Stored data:
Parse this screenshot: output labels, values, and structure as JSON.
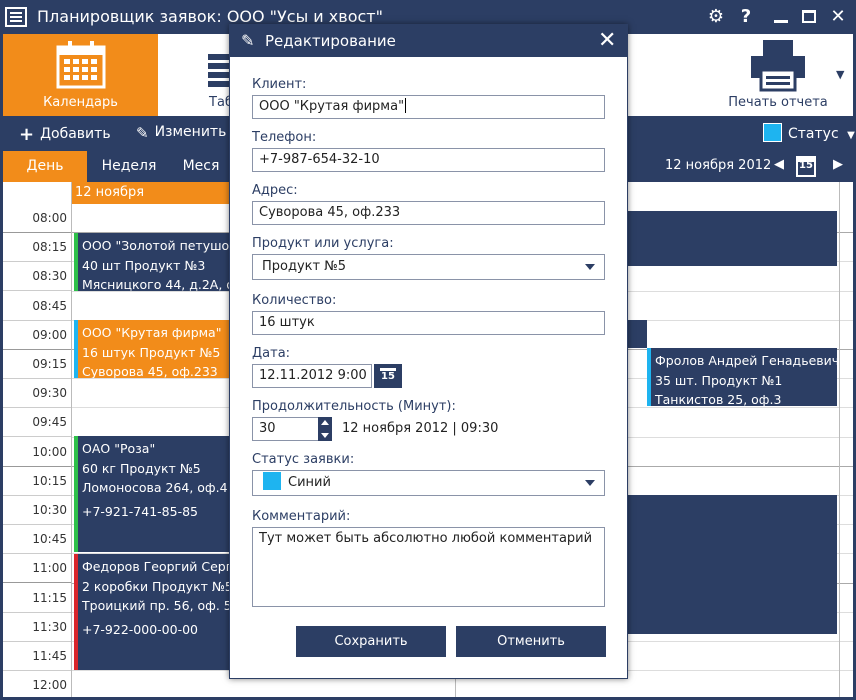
{
  "window": {
    "title": "Планировщик заявок: ООО \"Усы и хвост\"",
    "settings_icon": "gear-icon",
    "help_label": "?"
  },
  "ribbon": {
    "calendar_label": "Календарь",
    "table_label": "Таб",
    "print_label": "Печать отчета"
  },
  "commands": {
    "add_label": "Добавить",
    "edit_label": "Изменить",
    "status_label": "Статус",
    "status_color": "#1eb4f0"
  },
  "views": {
    "tabs": [
      "День",
      "Неделя",
      "Меся"
    ],
    "current_date": "12 ноября 2012",
    "calendar_day": "15"
  },
  "calendar": {
    "day_header": "12 ноября",
    "times": [
      "08:00",
      "08:15",
      "08:30",
      "08:45",
      "09:00",
      "09:15",
      "09:30",
      "09:45",
      "10:00",
      "10:15",
      "10:30",
      "10:45",
      "11:00",
      "11:15",
      "11:30",
      "11:45",
      "12:00"
    ],
    "appointments": [
      {
        "lines": [
          "ООО \"Золотой петушок\"",
          "40 шт   Продукт №3",
          "Мясницкого 44, д.2А, оф"
        ],
        "accent": "#2ec04a",
        "color": "#2c3e64"
      },
      {
        "lines": [
          "ООО \"Крутая фирма\"",
          "16 штук   Продукт №5",
          "Суворова 45, оф.233"
        ],
        "accent": "#1eb4f0",
        "color": "#f28c1a"
      },
      {
        "lines": [
          "ОАО \"Роза\"",
          "60 кг   Продукт №5",
          "Ломоносова 264, оф.4",
          "",
          "+7-921-741-85-85"
        ],
        "accent": "#2ec04a",
        "color": "#2c3e64"
      },
      {
        "lines": [
          "Федоров Георгий Сергее",
          "2 коробки   Продукт №5",
          "Троицкий пр. 56, оф. 5",
          "",
          "+7-922-000-00-00"
        ],
        "accent": "#d9262c",
        "color": "#2c3e64"
      },
      {
        "lines": [
          "Фролов Андрей Генадьевич",
          "35 шт.   Продукт №1",
          "Танкистов 25, оф.3"
        ],
        "accent": "#1eb4f0",
        "color": "#2c3e64"
      }
    ]
  },
  "dialog": {
    "title": "Редактирование",
    "client_label": "Клиент:",
    "client_value": "ООО \"Крутая фирма\"",
    "phone_label": "Телефон:",
    "phone_value": "+7-987-654-32-10",
    "address_label": "Адрес:",
    "address_value": "Суворова 45, оф.233",
    "product_label": "Продукт или услуга:",
    "product_value": "Продукт №5",
    "quantity_label": "Количество:",
    "quantity_value": "16 штук",
    "date_label": "Дата:",
    "date_value": "12.11.2012 9:00",
    "date_button_day": "15",
    "duration_label": "Продолжительность (Минут):",
    "duration_value": "30",
    "duration_summary": "12 ноября 2012 | 09:30",
    "status_label": "Статус заявки:",
    "status_value": "Синий",
    "status_color": "#1eb4f0",
    "comment_label": "Комментарий:",
    "comment_value": "Тут может быть абсолютно любой комментарий",
    "save_label": "Сохранить",
    "cancel_label": "Отменить"
  }
}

> [Work to do]
Repeat the records above exactly, omitting every picture.

> [Solution to this exercise]
Parse this screenshot: output labels, values, and structure as JSON.
{
  "window": {
    "title": "Планировщик заявок: ООО \"Усы и хвост\"",
    "settings_icon": "gear-icon",
    "help_label": "?"
  },
  "ribbon": {
    "calendar_label": "Календарь",
    "table_label": "Таб",
    "print_label": "Печать отчета"
  },
  "commands": {
    "add_label": "Добавить",
    "edit_label": "Изменить",
    "status_label": "Статус",
    "status_color": "#1eb4f0"
  },
  "views": {
    "tabs": [
      "День",
      "Неделя",
      "Меся"
    ],
    "current_date": "12 ноября 2012",
    "calendar_day": "15"
  },
  "calendar": {
    "day_header": "12 ноября",
    "times": [
      "08:00",
      "08:15",
      "08:30",
      "08:45",
      "09:00",
      "09:15",
      "09:30",
      "09:45",
      "10:00",
      "10:15",
      "10:30",
      "10:45",
      "11:00",
      "11:15",
      "11:30",
      "11:45",
      "12:00"
    ],
    "appointments": [
      {
        "lines": [
          "ООО \"Золотой петушок\"",
          "40 шт   Продукт №3",
          "Мясницкого 44, д.2А, оф"
        ],
        "accent": "#2ec04a",
        "color": "#2c3e64"
      },
      {
        "lines": [
          "ООО \"Крутая фирма\"",
          "16 штук   Продукт №5",
          "Суворова 45, оф.233"
        ],
        "accent": "#1eb4f0",
        "color": "#f28c1a"
      },
      {
        "lines": [
          "ОАО \"Роза\"",
          "60 кг   Продукт №5",
          "Ломоносова 264, оф.4",
          "",
          "+7-921-741-85-85"
        ],
        "accent": "#2ec04a",
        "color": "#2c3e64"
      },
      {
        "lines": [
          "Федоров Георгий Сергее",
          "2 коробки   Продукт №5",
          "Троицкий пр. 56, оф. 5",
          "",
          "+7-922-000-00-00"
        ],
        "accent": "#d9262c",
        "color": "#2c3e64"
      },
      {
        "lines": [
          "Фролов Андрей Генадьевич",
          "35 шт.   Продукт №1",
          "Танкистов 25, оф.3"
        ],
        "accent": "#1eb4f0",
        "color": "#2c3e64"
      }
    ]
  },
  "dialog": {
    "title": "Редактирование",
    "client_label": "Клиент:",
    "client_value": "ООО \"Крутая фирма\"",
    "phone_label": "Телефон:",
    "phone_value": "+7-987-654-32-10",
    "address_label": "Адрес:",
    "address_value": "Суворова 45, оф.233",
    "product_label": "Продукт или услуга:",
    "product_value": "Продукт №5",
    "quantity_label": "Количество:",
    "quantity_value": "16 штук",
    "date_label": "Дата:",
    "date_value": "12.11.2012 9:00",
    "date_button_day": "15",
    "duration_label": "Продолжительность (Минут):",
    "duration_value": "30",
    "duration_summary": "12 ноября 2012 | 09:30",
    "status_label": "Статус заявки:",
    "status_value": "Синий",
    "status_color": "#1eb4f0",
    "comment_label": "Комментарий:",
    "comment_value": "Тут может быть абсолютно любой комментарий",
    "save_label": "Сохранить",
    "cancel_label": "Отменить"
  }
}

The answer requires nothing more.